WORK ITEM → Work out how many lines of the listing below include the string "characteristics", and give that number alone.

DATA SUPPLIED →
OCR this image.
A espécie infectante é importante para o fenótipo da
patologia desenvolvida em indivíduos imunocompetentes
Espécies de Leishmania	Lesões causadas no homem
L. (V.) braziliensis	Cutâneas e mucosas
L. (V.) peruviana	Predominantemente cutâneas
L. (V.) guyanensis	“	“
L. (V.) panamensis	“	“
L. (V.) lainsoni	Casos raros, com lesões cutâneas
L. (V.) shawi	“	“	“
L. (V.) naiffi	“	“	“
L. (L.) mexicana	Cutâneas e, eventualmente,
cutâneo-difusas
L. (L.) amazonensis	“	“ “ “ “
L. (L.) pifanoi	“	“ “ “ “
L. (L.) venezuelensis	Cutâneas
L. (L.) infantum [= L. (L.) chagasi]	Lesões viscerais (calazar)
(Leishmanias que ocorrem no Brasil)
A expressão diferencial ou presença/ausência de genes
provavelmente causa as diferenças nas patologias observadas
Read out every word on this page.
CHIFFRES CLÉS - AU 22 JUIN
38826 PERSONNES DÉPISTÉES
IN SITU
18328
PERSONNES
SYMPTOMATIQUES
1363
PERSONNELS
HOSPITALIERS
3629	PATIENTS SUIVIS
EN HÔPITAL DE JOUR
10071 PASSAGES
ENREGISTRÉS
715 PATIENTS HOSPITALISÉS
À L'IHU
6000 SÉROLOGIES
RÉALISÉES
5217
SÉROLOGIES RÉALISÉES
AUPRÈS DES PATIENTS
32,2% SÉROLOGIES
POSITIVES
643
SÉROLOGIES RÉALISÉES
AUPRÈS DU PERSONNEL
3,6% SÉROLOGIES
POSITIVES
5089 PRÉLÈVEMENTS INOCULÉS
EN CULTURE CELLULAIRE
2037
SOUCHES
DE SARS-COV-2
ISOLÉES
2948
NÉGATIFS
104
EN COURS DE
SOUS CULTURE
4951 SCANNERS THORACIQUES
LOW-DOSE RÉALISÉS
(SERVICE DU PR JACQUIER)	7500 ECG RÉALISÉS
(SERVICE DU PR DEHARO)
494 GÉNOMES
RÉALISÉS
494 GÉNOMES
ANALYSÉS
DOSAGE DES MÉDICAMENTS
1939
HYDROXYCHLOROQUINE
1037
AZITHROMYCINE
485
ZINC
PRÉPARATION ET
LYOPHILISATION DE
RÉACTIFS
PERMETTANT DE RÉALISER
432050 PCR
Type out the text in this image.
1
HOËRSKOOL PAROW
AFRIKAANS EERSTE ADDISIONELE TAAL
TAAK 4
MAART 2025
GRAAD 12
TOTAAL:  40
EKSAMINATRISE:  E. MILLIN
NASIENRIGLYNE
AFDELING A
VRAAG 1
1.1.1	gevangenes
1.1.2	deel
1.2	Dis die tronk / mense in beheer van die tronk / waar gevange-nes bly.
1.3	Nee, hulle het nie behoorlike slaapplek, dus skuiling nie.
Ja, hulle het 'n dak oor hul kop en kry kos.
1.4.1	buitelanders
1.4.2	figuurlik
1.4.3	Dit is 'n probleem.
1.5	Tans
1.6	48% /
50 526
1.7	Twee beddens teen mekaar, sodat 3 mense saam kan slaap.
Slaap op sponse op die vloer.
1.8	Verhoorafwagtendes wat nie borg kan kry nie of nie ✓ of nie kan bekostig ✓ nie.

...

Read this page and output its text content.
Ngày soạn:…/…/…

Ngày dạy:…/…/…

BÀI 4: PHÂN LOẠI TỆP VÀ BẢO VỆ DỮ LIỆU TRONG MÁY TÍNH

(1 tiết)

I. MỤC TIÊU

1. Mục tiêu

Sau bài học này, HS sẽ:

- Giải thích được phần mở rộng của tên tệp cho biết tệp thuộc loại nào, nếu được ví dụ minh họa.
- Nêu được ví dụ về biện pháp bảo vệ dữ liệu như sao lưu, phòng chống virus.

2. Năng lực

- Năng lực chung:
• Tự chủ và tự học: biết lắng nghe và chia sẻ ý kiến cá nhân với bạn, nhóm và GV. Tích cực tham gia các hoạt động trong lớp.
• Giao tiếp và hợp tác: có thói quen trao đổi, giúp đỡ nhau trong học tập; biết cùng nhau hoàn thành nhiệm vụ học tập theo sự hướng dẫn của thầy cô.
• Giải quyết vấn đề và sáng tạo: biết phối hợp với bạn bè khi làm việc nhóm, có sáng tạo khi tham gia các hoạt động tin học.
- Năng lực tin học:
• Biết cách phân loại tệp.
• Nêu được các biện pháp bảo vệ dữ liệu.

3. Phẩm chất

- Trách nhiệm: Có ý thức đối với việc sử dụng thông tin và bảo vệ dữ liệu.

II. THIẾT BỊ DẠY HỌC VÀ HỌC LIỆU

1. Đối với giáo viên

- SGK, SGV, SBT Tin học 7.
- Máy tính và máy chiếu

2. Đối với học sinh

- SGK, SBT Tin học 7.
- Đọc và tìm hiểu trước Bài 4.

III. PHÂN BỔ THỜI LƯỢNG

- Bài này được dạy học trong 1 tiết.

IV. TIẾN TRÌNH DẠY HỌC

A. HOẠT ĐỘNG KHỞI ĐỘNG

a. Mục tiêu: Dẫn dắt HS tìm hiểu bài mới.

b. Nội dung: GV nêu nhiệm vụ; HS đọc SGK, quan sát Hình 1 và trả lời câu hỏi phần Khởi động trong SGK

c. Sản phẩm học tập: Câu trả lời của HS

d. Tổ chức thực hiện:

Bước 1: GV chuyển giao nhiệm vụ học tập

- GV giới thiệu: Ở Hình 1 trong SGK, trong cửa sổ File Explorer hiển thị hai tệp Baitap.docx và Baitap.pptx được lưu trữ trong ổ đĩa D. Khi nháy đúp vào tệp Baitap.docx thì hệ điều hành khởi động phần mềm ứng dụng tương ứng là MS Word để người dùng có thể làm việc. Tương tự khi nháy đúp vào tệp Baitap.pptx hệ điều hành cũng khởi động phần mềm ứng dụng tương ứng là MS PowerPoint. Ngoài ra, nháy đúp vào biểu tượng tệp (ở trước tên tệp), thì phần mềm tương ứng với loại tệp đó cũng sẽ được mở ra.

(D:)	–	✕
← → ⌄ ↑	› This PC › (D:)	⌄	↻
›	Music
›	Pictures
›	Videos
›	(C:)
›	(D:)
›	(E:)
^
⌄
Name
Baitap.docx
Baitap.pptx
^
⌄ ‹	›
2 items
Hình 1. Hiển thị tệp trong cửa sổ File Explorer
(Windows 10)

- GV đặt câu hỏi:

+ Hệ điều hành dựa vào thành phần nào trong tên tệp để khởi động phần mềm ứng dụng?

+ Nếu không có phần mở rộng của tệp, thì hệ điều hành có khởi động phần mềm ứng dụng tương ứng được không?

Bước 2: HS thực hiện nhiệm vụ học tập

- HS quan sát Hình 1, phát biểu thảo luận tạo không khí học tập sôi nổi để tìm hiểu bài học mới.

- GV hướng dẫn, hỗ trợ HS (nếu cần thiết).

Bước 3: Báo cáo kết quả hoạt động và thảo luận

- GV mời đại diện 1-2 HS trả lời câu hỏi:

...

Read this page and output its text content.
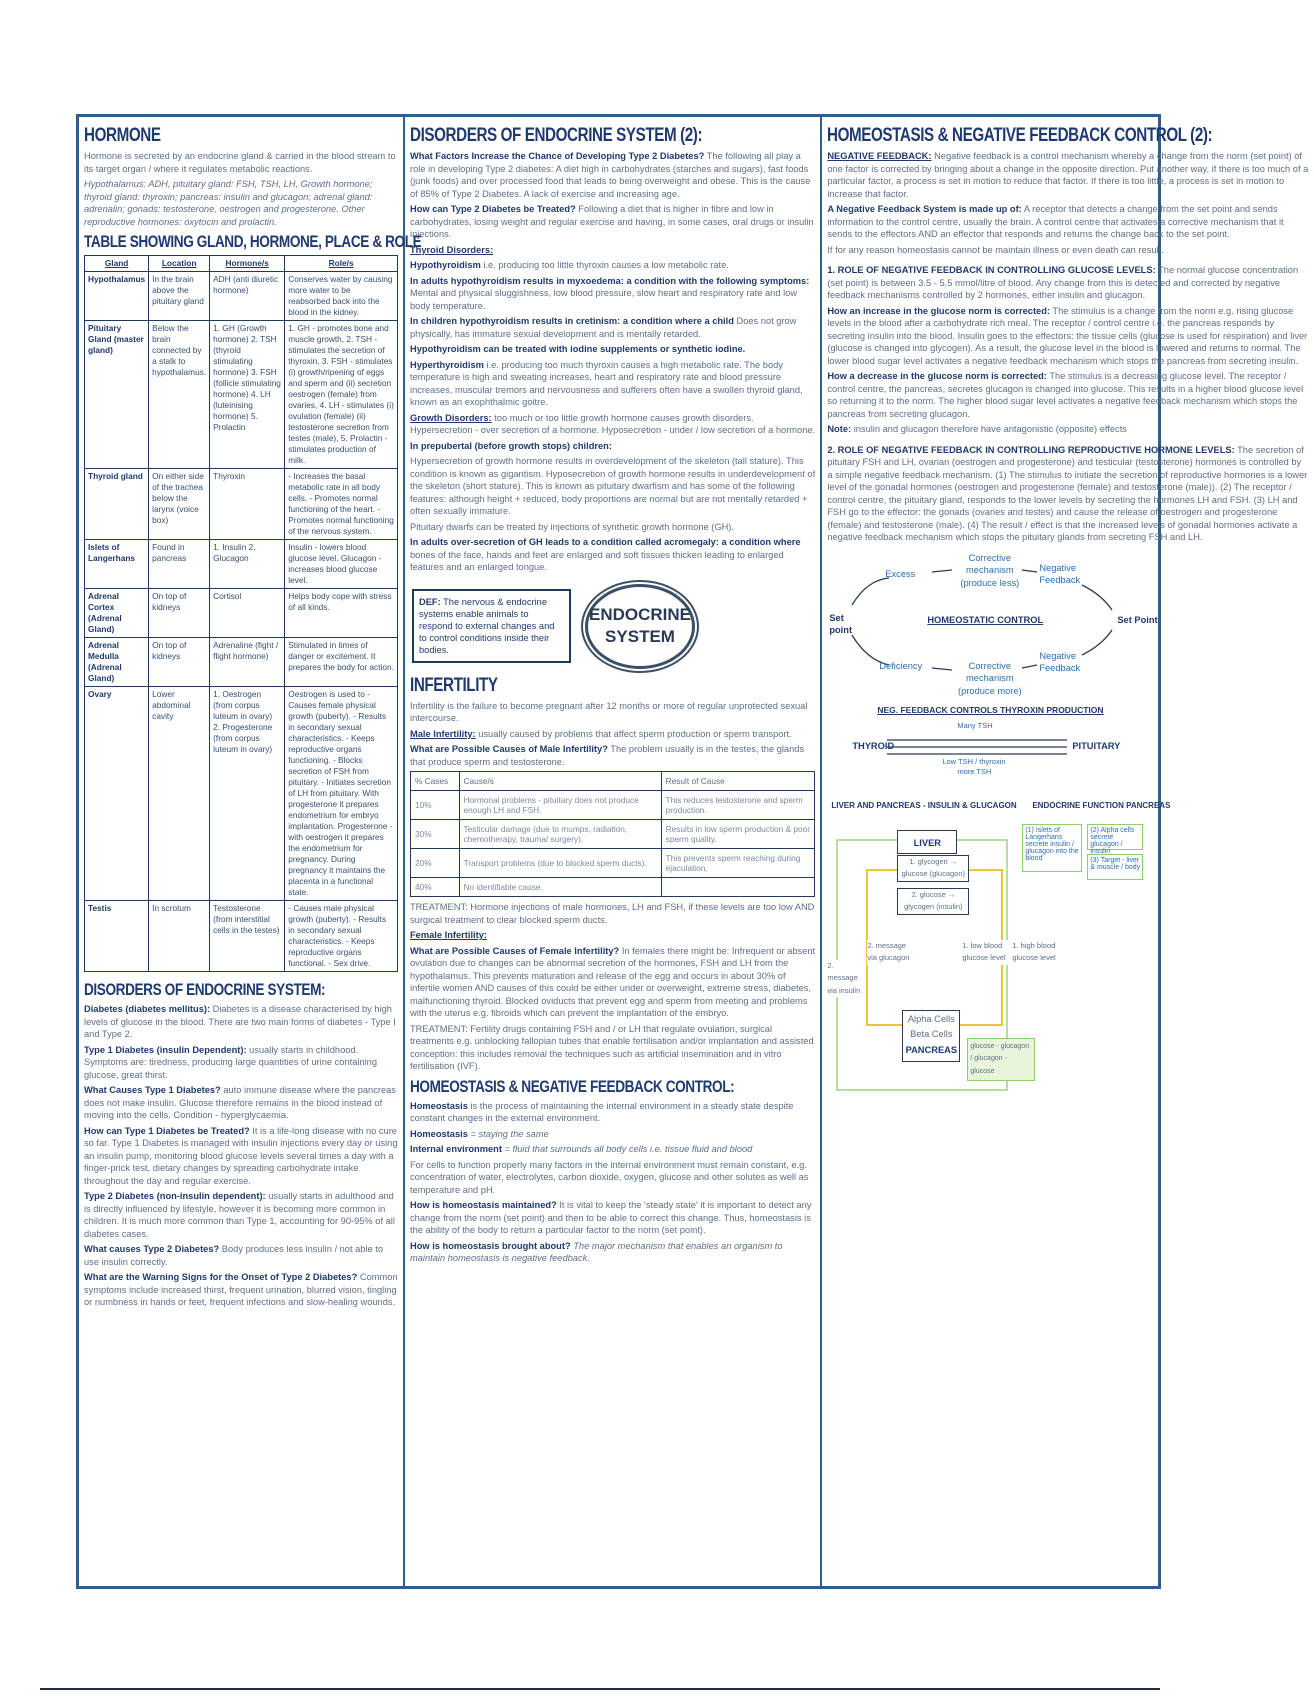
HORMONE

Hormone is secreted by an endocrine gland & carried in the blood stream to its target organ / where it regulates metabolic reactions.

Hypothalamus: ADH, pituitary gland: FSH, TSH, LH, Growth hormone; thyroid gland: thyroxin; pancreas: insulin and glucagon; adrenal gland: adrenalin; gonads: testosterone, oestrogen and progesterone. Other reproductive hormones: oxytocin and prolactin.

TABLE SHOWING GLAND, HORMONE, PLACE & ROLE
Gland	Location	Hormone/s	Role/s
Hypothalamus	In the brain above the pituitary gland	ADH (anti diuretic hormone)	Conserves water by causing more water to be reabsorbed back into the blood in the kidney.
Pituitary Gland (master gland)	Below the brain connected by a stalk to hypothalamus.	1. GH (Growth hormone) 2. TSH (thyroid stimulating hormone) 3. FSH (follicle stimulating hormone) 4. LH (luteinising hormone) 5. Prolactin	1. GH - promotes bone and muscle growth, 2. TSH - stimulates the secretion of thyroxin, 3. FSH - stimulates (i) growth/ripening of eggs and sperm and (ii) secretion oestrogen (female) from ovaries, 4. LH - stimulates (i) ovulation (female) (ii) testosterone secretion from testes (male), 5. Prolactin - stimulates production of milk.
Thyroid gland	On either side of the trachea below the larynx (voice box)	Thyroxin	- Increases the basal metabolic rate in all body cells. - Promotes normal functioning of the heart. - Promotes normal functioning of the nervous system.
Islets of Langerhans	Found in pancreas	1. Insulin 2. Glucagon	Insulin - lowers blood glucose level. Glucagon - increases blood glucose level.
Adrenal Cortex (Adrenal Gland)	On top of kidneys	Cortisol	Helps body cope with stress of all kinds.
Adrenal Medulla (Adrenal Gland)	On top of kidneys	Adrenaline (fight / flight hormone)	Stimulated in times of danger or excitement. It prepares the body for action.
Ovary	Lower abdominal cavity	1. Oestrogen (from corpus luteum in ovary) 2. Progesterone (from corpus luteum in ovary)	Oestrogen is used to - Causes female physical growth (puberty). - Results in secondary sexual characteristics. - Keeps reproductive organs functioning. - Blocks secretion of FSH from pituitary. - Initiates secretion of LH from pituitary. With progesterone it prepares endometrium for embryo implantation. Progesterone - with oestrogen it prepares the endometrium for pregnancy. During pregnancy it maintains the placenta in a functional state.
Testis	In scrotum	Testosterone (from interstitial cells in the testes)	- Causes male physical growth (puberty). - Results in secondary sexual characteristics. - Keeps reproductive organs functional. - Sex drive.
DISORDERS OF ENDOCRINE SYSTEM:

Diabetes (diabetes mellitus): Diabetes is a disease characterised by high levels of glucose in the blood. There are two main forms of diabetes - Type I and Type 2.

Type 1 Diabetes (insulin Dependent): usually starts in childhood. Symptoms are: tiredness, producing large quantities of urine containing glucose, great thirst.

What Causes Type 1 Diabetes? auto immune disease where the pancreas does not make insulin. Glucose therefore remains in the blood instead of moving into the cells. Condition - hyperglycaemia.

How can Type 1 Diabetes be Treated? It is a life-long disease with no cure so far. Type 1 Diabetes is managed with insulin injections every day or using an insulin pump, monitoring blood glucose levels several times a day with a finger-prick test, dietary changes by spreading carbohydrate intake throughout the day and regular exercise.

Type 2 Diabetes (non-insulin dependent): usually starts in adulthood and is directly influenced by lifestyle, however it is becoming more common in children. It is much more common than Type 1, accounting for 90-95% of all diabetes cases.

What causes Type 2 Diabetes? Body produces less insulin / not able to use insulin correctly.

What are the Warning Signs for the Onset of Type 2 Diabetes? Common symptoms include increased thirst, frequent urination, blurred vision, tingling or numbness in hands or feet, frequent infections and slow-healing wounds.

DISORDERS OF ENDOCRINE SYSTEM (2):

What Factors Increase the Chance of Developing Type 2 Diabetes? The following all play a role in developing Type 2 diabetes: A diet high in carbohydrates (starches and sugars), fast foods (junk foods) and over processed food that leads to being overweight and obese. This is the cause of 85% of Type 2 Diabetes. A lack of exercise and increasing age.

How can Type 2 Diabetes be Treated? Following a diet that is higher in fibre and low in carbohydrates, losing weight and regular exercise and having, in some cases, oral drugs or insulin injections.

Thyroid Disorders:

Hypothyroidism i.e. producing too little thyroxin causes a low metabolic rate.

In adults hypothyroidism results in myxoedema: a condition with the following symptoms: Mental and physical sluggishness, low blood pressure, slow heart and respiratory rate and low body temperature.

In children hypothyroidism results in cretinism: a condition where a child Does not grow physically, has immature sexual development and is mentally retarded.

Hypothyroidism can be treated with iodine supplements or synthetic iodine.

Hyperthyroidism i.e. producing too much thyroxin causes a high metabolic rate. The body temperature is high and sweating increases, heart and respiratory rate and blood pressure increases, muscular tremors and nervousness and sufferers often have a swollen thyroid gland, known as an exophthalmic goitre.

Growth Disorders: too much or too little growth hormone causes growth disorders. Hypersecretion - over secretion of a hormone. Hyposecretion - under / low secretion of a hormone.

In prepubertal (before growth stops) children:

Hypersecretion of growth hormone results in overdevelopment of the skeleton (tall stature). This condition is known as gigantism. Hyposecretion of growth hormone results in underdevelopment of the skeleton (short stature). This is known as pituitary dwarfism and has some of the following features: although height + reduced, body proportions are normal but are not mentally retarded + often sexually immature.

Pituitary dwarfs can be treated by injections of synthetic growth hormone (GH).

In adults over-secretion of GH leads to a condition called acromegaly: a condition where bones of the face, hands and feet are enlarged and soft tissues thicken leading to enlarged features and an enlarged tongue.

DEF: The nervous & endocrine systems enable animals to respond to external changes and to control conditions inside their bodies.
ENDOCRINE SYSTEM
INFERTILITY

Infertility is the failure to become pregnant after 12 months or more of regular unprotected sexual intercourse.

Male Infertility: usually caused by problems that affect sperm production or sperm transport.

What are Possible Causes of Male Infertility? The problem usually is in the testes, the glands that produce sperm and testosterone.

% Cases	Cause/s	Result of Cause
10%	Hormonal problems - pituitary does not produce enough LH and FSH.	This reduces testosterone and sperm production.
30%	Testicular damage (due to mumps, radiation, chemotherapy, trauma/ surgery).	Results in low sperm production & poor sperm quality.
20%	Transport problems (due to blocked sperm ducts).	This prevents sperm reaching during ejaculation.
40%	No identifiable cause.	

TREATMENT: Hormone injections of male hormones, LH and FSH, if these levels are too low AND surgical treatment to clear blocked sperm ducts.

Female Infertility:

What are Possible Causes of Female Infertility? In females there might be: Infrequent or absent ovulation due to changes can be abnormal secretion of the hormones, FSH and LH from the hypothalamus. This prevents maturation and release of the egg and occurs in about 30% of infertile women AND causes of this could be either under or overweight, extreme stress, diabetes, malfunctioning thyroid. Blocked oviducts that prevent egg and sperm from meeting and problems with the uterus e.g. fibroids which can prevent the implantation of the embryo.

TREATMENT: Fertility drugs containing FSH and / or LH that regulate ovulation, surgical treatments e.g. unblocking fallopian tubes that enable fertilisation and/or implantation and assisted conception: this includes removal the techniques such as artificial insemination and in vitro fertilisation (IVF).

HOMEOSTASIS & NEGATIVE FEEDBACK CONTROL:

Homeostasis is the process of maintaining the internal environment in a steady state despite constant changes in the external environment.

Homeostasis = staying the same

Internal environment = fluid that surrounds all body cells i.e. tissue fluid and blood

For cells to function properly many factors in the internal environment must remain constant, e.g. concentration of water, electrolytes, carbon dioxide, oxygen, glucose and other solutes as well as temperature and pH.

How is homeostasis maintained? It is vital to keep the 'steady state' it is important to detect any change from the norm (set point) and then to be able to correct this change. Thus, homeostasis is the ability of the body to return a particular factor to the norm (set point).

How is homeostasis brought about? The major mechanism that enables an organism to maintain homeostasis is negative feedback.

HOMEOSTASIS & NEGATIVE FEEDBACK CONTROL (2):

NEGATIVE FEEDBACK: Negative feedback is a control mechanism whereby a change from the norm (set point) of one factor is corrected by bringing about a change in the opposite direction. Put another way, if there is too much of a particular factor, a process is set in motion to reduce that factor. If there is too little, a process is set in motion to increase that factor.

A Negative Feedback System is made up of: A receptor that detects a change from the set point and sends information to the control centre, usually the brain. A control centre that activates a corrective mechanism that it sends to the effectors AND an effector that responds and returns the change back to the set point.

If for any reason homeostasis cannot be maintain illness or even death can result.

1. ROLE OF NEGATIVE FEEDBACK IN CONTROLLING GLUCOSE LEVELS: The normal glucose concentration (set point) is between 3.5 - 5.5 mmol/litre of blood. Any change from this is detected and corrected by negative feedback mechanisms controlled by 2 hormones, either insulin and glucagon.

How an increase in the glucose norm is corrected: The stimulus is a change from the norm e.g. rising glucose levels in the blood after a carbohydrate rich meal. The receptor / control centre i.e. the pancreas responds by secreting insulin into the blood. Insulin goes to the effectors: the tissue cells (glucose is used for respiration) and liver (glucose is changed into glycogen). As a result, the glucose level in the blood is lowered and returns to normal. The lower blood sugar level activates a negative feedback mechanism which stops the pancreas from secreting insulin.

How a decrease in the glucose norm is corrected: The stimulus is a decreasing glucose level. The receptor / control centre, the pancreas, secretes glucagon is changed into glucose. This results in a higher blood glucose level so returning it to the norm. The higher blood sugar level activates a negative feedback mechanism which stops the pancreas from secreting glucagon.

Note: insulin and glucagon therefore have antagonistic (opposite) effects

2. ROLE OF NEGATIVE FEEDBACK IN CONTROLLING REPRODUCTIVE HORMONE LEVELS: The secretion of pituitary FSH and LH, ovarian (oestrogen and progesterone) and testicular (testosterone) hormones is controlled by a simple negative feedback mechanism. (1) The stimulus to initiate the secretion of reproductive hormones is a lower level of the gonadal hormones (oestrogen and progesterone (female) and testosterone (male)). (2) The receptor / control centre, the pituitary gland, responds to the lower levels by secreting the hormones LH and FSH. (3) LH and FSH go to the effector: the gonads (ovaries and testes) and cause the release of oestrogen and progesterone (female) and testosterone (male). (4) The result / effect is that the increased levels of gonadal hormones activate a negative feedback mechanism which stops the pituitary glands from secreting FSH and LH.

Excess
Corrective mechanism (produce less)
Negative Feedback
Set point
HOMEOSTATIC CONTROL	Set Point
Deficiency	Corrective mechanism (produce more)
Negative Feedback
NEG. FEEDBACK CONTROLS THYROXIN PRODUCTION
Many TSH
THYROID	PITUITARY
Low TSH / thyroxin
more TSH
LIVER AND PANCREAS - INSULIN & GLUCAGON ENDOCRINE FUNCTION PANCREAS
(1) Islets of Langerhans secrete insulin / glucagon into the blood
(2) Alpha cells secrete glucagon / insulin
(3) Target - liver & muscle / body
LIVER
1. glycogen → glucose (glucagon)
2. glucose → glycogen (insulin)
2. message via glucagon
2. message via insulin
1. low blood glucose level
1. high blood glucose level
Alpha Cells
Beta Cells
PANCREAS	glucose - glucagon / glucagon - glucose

EXPECTED ANSWER → 2